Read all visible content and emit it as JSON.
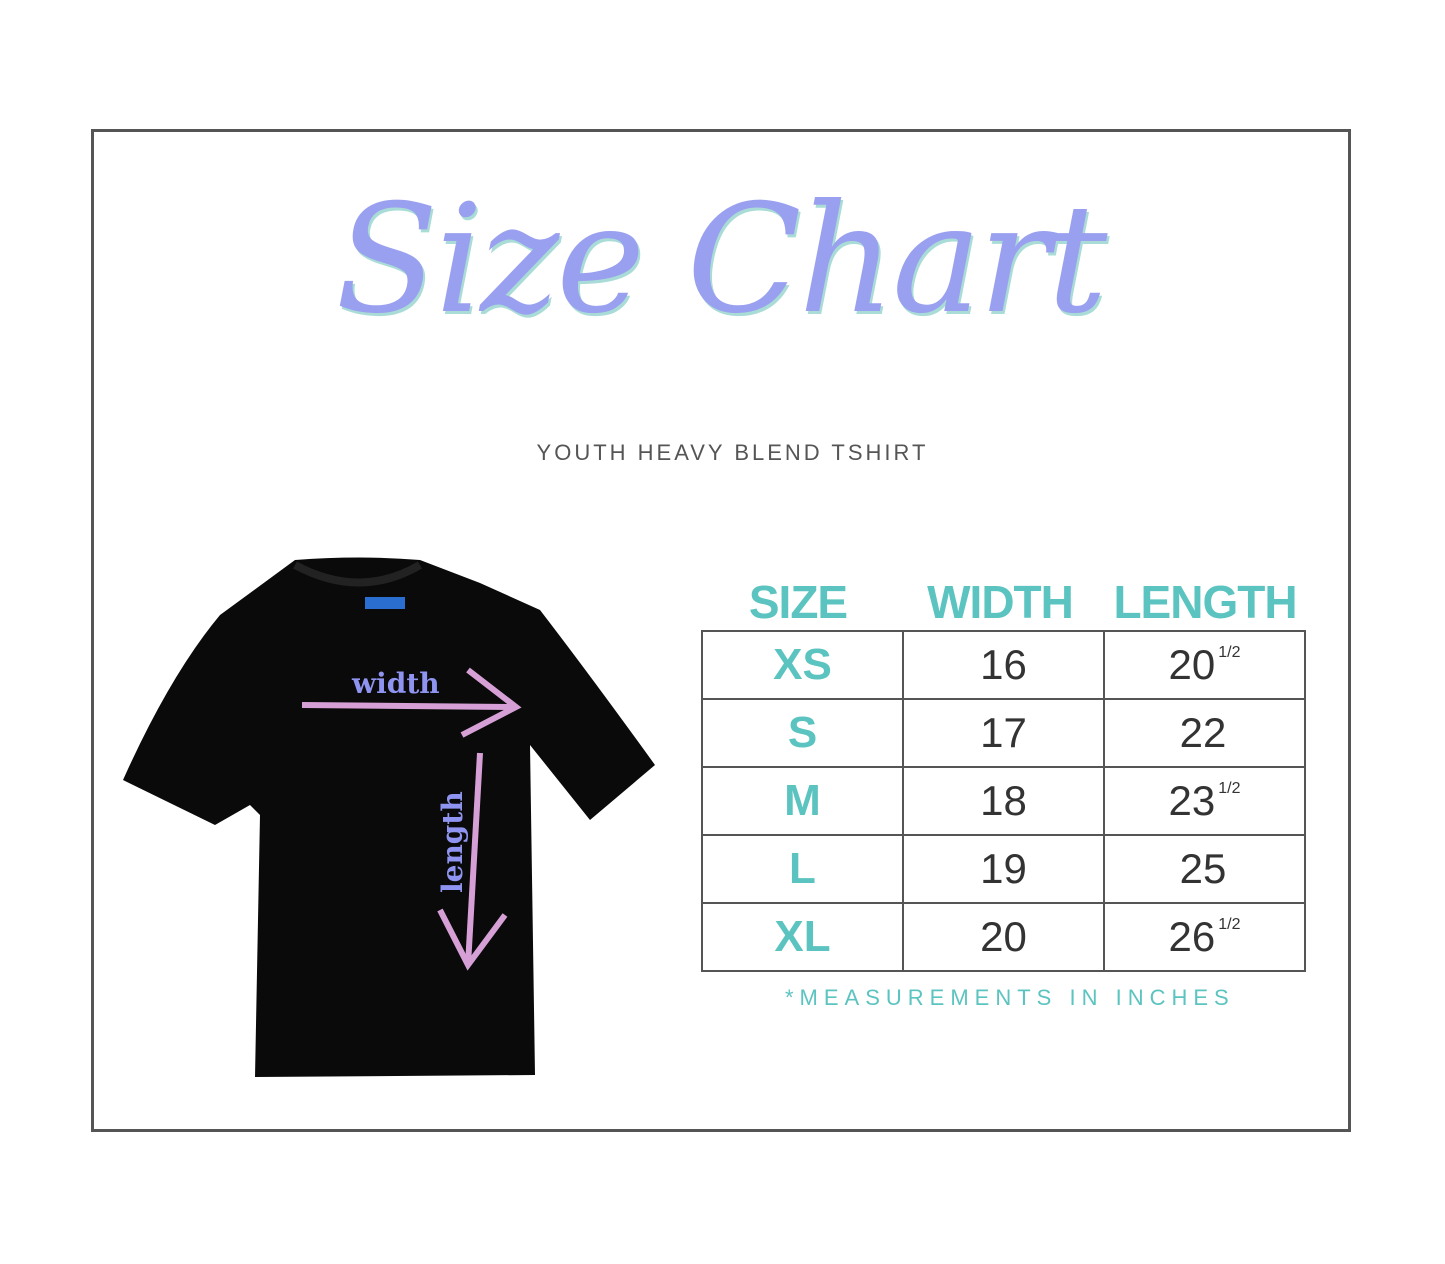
{
  "title": "Size Chart",
  "subtitle": "YOUTH HEAVY BLEND TSHIRT",
  "diagram": {
    "width_label": "width",
    "length_label": "length",
    "shirt_color": "#000000",
    "arrow_color": "#d6a0d6",
    "label_color": "#8f94f0"
  },
  "table": {
    "headers": [
      "SIZE",
      "WIDTH",
      "LENGTH"
    ],
    "rows": [
      {
        "size": "XS",
        "width": "16",
        "length": "20",
        "length_fraction": "1/2"
      },
      {
        "size": "S",
        "width": "17",
        "length": "22",
        "length_fraction": ""
      },
      {
        "size": "M",
        "width": "18",
        "length": "23",
        "length_fraction": "1/2"
      },
      {
        "size": "L",
        "width": "19",
        "length": "25",
        "length_fraction": ""
      },
      {
        "size": "XL",
        "width": "20",
        "length": "26",
        "length_fraction": "1/2"
      }
    ]
  },
  "note": "*MEASUREMENTS IN INCHES",
  "colors": {
    "title": "#9aa0f0",
    "accent": "#5cc4c0"
  }
}
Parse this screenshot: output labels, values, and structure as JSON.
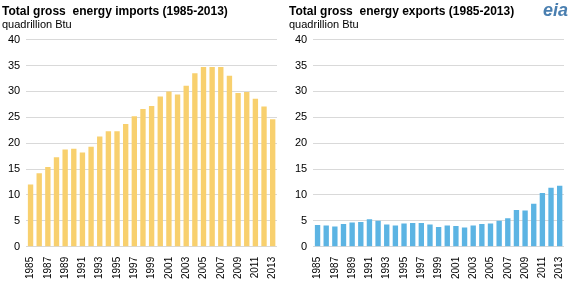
{
  "logo": "eia",
  "chart_data": [
    {
      "type": "bar",
      "title": "Total gross  energy imports (1985-2013)",
      "subtitle": "quadrillion Btu",
      "categories": [
        "1985",
        null,
        "1987",
        null,
        "1989",
        null,
        "1991",
        null,
        "1993",
        null,
        "1995",
        null,
        "1997",
        null,
        "1999",
        null,
        "2001",
        null,
        "2003",
        null,
        "2005",
        null,
        "2007",
        null,
        "2009",
        null,
        "2011",
        null,
        "2013"
      ],
      "values": [
        12.0,
        14.2,
        15.4,
        17.3,
        18.8,
        18.9,
        18.2,
        19.3,
        21.3,
        22.3,
        22.3,
        23.7,
        25.2,
        26.6,
        27.2,
        29.0,
        30.0,
        29.4,
        31.1,
        33.5,
        34.7,
        34.7,
        34.7,
        33.0,
        29.7,
        29.9,
        28.6,
        27.1,
        24.6
      ],
      "color": "#f8d06e",
      "ylim": [
        0,
        40
      ],
      "yticks": [
        0,
        5,
        10,
        15,
        20,
        25,
        30,
        35,
        40
      ],
      "grid": true
    },
    {
      "type": "bar",
      "title": "Total gross  energy exports (1985-2013)",
      "subtitle": "quadrillion Btu",
      "categories": [
        "1985",
        null,
        "1987",
        null,
        "1989",
        null,
        "1991",
        null,
        "1993",
        null,
        "1995",
        null,
        "1997",
        null,
        "1999",
        null,
        "2001",
        null,
        "2003",
        null,
        "2005",
        null,
        "2007",
        null,
        "2009",
        null,
        "2011",
        null,
        "2013"
      ],
      "values": [
        4.2,
        4.1,
        3.9,
        4.4,
        4.7,
        4.8,
        5.3,
        5.0,
        4.3,
        4.1,
        4.5,
        4.6,
        4.6,
        4.3,
        3.8,
        4.1,
        4.0,
        3.7,
        4.1,
        4.4,
        4.5,
        5.0,
        5.5,
        7.1,
        7.0,
        8.3,
        10.4,
        11.4,
        11.8
      ],
      "color": "#5cb4e3",
      "ylim": [
        0,
        40
      ],
      "yticks": [
        0,
        5,
        10,
        15,
        20,
        25,
        30,
        35,
        40
      ],
      "grid": true
    }
  ]
}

------------------------------------------------------------------------

TASK PROMPT: Transcribe each line above verbatim, with the pictures left out.

TASK ANSWER:
Read all visible content and emit it as JSON.
{
  "title": "Size Chart",
  "subtitle": "YOUTH HEAVY BLEND TSHIRT",
  "diagram": {
    "width_label": "width",
    "length_label": "length",
    "shirt_color": "#000000",
    "arrow_color": "#d6a0d6",
    "label_color": "#8f94f0"
  },
  "table": {
    "headers": [
      "SIZE",
      "WIDTH",
      "LENGTH"
    ],
    "rows": [
      {
        "size": "XS",
        "width": "16",
        "length": "20",
        "length_fraction": "1/2"
      },
      {
        "size": "S",
        "width": "17",
        "length": "22",
        "length_fraction": ""
      },
      {
        "size": "M",
        "width": "18",
        "length": "23",
        "length_fraction": "1/2"
      },
      {
        "size": "L",
        "width": "19",
        "length": "25",
        "length_fraction": ""
      },
      {
        "size": "XL",
        "width": "20",
        "length": "26",
        "length_fraction": "1/2"
      }
    ]
  },
  "note": "*MEASUREMENTS IN INCHES",
  "colors": {
    "title": "#9aa0f0",
    "accent": "#5cc4c0"
  }
}
Parse this screenshot: output labels, values, and structure as JSON.
{
  "logo": "eia",
  "chart_data": [
    {
      "type": "bar",
      "title": "Total gross  energy imports (1985-2013)",
      "subtitle": "quadrillion Btu",
      "categories": [
        "1985",
        null,
        "1987",
        null,
        "1989",
        null,
        "1991",
        null,
        "1993",
        null,
        "1995",
        null,
        "1997",
        null,
        "1999",
        null,
        "2001",
        null,
        "2003",
        null,
        "2005",
        null,
        "2007",
        null,
        "2009",
        null,
        "2011",
        null,
        "2013"
      ],
      "values": [
        12.0,
        14.2,
        15.4,
        17.3,
        18.8,
        18.9,
        18.2,
        19.3,
        21.3,
        22.3,
        22.3,
        23.7,
        25.2,
        26.6,
        27.2,
        29.0,
        30.0,
        29.4,
        31.1,
        33.5,
        34.7,
        34.7,
        34.7,
        33.0,
        29.7,
        29.9,
        28.6,
        27.1,
        24.6
      ],
      "color": "#f8d06e",
      "ylim": [
        0,
        40
      ],
      "yticks": [
        0,
        5,
        10,
        15,
        20,
        25,
        30,
        35,
        40
      ],
      "grid": true
    },
    {
      "type": "bar",
      "title": "Total gross  energy exports (1985-2013)",
      "subtitle": "quadrillion Btu",
      "categories": [
        "1985",
        null,
        "1987",
        null,
        "1989",
        null,
        "1991",
        null,
        "1993",
        null,
        "1995",
        null,
        "1997",
        null,
        "1999",
        null,
        "2001",
        null,
        "2003",
        null,
        "2005",
        null,
        "2007",
        null,
        "2009",
        null,
        "2011",
        null,
        "2013"
      ],
      "values": [
        4.2,
        4.1,
        3.9,
        4.4,
        4.7,
        4.8,
        5.3,
        5.0,
        4.3,
        4.1,
        4.5,
        4.6,
        4.6,
        4.3,
        3.8,
        4.1,
        4.0,
        3.7,
        4.1,
        4.4,
        4.5,
        5.0,
        5.5,
        7.1,
        7.0,
        8.3,
        10.4,
        11.4,
        11.8
      ],
      "color": "#5cb4e3",
      "ylim": [
        0,
        40
      ],
      "yticks": [
        0,
        5,
        10,
        15,
        20,
        25,
        30,
        35,
        40
      ],
      "grid": true
    }
  ]
}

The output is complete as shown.